** Start of Data provided **
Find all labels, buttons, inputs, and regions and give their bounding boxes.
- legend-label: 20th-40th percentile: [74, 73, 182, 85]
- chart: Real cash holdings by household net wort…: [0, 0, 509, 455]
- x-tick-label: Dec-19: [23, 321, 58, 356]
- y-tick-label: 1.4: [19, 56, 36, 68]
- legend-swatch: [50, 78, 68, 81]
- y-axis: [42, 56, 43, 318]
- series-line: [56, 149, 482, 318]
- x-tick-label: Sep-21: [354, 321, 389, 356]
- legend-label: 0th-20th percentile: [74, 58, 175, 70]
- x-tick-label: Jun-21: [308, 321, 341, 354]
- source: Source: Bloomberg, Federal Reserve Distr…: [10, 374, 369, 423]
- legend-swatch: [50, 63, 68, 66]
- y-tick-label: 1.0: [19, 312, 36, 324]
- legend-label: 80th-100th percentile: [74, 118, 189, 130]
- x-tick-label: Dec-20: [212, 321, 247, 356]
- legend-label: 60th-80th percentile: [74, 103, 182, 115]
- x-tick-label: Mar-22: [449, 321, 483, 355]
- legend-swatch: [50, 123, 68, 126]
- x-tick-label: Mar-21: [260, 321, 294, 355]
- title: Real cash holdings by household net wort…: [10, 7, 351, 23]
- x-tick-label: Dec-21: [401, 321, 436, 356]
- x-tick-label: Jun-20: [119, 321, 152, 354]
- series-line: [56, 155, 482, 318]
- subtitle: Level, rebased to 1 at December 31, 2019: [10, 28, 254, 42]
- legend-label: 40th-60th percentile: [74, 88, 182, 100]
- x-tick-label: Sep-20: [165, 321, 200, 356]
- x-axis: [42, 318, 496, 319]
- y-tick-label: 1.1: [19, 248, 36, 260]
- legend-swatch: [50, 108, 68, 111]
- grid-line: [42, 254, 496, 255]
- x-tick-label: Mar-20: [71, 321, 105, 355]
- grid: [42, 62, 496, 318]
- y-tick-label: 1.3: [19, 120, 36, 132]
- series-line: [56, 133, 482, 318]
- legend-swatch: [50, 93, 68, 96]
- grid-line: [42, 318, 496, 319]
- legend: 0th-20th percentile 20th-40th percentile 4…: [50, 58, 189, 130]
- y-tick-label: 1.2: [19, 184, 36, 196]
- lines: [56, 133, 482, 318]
** End of Data provided **
## Your task
List each line of the records above that contains the word "cash", copying every such line in full.

## Reply
- chart: Real cash holdings by household net wort…: [0, 0, 509, 455]
- title: Real cash holdings by household net wort…: [10, 7, 351, 23]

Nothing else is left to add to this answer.